STORED ROWS:
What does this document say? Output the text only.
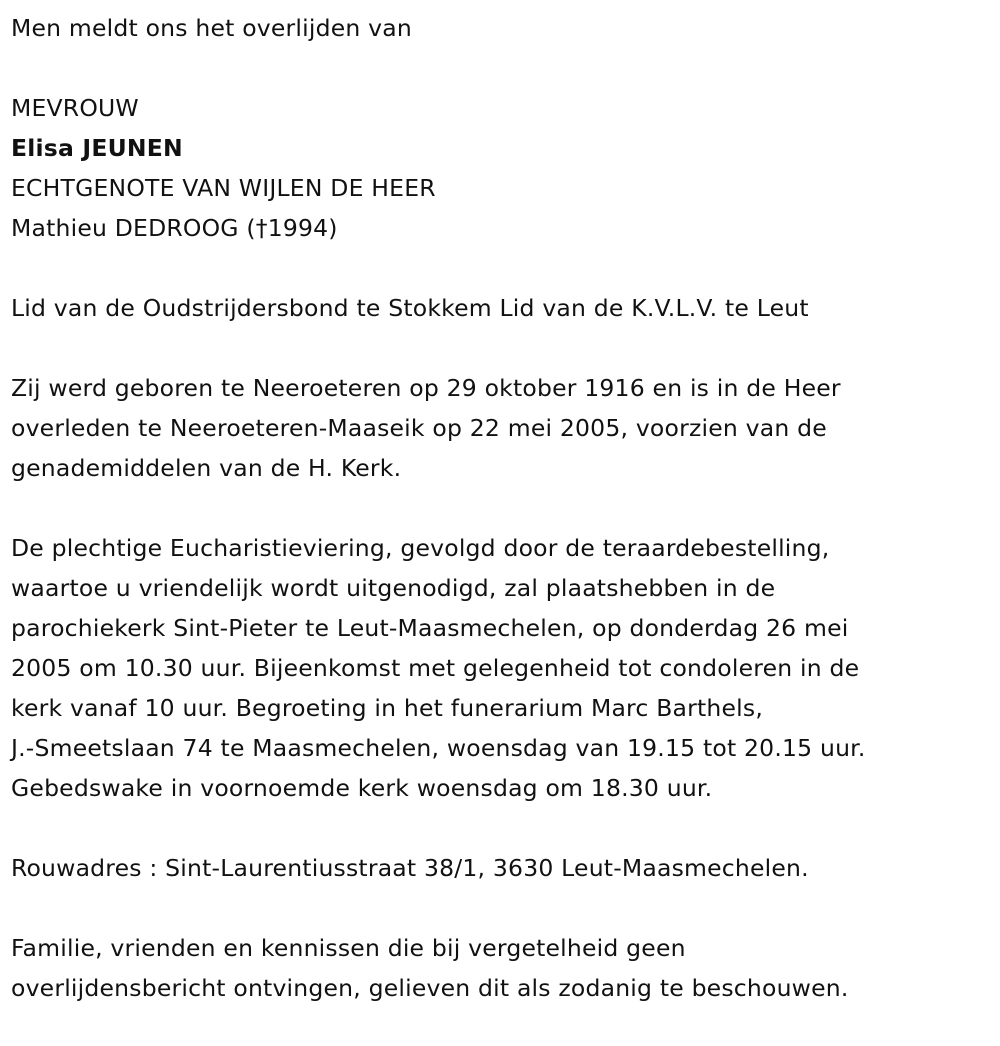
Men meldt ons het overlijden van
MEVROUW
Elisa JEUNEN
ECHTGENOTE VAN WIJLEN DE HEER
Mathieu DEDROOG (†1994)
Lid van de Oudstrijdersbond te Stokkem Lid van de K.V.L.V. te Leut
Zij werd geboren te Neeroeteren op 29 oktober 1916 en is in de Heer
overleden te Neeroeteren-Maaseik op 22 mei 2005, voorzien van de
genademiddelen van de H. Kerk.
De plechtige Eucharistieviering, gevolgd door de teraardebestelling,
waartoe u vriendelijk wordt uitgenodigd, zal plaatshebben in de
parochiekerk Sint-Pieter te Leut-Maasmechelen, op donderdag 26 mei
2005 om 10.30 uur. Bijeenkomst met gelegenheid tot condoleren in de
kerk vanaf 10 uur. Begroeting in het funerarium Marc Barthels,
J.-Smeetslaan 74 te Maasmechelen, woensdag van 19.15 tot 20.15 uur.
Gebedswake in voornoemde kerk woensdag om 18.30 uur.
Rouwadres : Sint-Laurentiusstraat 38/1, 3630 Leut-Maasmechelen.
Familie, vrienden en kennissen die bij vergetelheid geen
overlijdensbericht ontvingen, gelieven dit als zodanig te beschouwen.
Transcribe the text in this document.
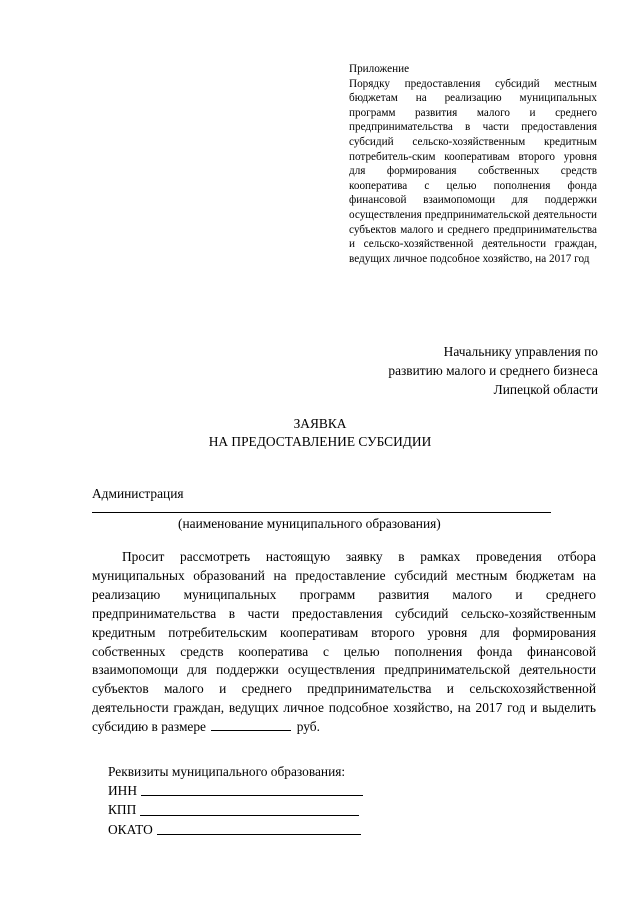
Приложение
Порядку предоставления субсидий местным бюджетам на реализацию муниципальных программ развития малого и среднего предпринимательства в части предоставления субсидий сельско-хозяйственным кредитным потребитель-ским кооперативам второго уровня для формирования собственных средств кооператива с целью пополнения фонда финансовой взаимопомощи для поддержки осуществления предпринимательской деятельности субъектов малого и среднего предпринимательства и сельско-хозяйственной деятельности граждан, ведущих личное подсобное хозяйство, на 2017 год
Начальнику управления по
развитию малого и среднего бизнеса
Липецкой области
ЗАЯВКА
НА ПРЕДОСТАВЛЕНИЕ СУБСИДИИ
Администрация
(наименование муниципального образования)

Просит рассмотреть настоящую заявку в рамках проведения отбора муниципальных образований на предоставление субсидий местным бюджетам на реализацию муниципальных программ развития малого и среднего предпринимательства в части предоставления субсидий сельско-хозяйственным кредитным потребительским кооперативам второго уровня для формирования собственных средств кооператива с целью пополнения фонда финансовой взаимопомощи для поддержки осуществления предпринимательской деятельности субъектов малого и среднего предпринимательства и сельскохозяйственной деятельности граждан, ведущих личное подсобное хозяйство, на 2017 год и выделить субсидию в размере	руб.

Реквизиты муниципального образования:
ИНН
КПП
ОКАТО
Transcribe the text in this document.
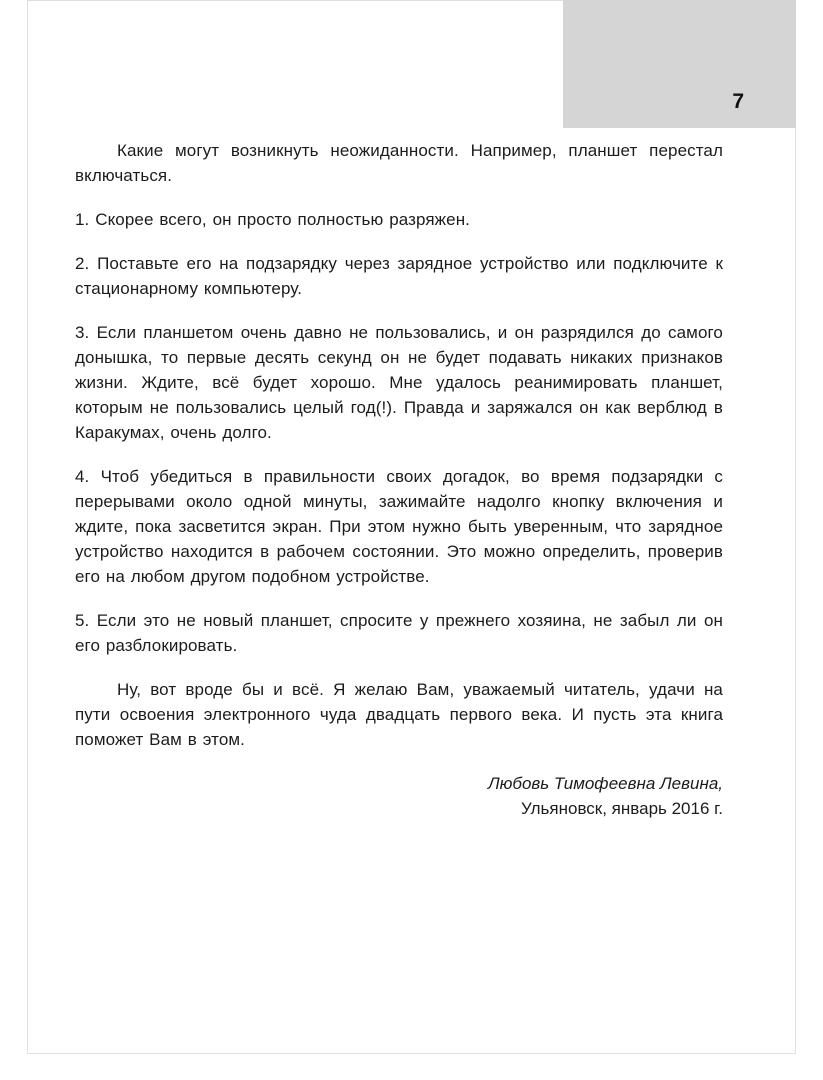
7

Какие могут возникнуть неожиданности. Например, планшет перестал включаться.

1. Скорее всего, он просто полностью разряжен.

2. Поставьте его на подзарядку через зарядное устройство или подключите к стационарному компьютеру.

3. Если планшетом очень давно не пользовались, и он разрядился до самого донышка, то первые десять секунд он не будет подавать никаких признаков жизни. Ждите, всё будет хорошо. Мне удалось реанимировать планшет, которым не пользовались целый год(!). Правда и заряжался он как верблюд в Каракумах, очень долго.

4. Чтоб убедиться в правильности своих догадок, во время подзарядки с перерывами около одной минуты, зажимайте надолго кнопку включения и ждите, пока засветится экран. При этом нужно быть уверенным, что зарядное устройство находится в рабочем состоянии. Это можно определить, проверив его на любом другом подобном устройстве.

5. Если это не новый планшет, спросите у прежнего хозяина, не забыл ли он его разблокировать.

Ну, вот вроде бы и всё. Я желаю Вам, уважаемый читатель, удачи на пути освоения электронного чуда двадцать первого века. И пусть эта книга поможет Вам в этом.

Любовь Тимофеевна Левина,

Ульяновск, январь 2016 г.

TO BE DONE:
Using the records above, copy every line that has the word "образования" in it.

THE RESPONSE:
(наименование муниципального образования)
Реквизиты муниципального образования:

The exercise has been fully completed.